Weaker Homeownership Data for Younger Households

2024-10-29T13:17:05-05:00

The homeownership rate for those under the age of 35 dropped to 37% in the third quarter of 2024, reaching the lowest level since the first quarter of 2020, according to the Census’s Housing Vacancy Survey (HVS). Amidst elevated mortgage interest rates and tight housing supply, housing affordability is at a multidecade low. The youngest age group, who are particularly sensitive to mortgage rates, home prices, and the inventory of entry-level homes, saw the largest decline among all age categories. The U.S. homeownership rate held steady at 65.6% in the third quarter of 2024, showing a flat trend over the last three quarters.  However, this marks the lowest rate in the last two years. The homeownership rate remains below the 25-year average rate of 66.4%. The national rental vacancy rate went up to 6.9% for the third quarter of 2024, and the homeowner vacancy rate inched up to 1%. The homeowner vacancy rate remains close to the survey’s 67-year low of 0.7%. Homeownership rates declined across all age groups compared to a year ago, except for those aged 55-64. Householders under 35 experienced the largest drop, declining by 1.3 percentage points from 38.3% to 37%. The 45-54 age group also saw a 1.3 percentage point decrease, decreasing from 71% to 69.7%. For householders aged 35-44, who experienced a modest 0.6 percentage point decline. Among those 65 years and over, homeownership inched down slightly from 79.2% to 79.1%. In contrast, the homeownership rate of the 55–64 age group rose to 75.9% from 75.4%. The housing stock-based HVS revealed that the count of total households increased to 132.1 million in the third quarter of 2024 from 130.3 million a year ago. The gains are largely due to gains in both renter household formation (1.1 million increase), and owner-occupied households (655,000 increase). Discover more from Eye On Housing Subscribe to get the latest posts sent to your email.

[SUPPLIED INFORMATION]
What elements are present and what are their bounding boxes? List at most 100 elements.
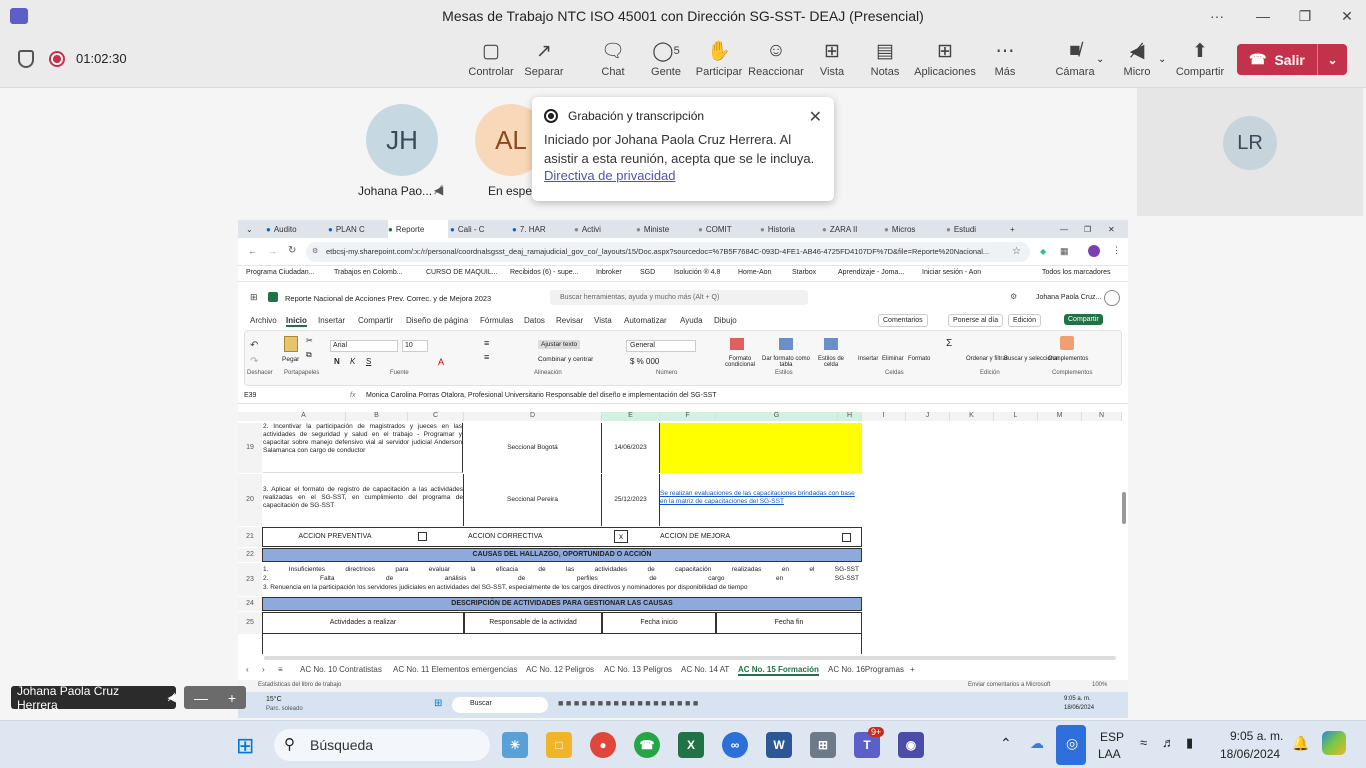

[REQUIRED WORK]
(a) Do the following statements agree with the homeownership article? Answer yes or no for each, and quote the exact words from the article that decide it.
(i) In the third quarter of 2024, the U.S. homeownership rate was above its 25-year average.
(ii) The 55-64 age group was the only age group whose homeownership rate did not decline from a year earlier.
(iii) Owner-occupied households grew by more than renter households.
(b) According to the homeownership article, how many total households were there in the third quarter of 2024?

[RESPONSES IN ORDER]
(a)
(i) No: "The homeownership rate remains below the 25-year average rate of 66.4%."
(ii) Yes: "Homeownership rates declined across all age groups compared to a year ago, except for those aged 55-64."
(iii) No: "renter household formation (1.1 million increase), and owner-occupied households (655,000 increase)."

(b) 132.1 million.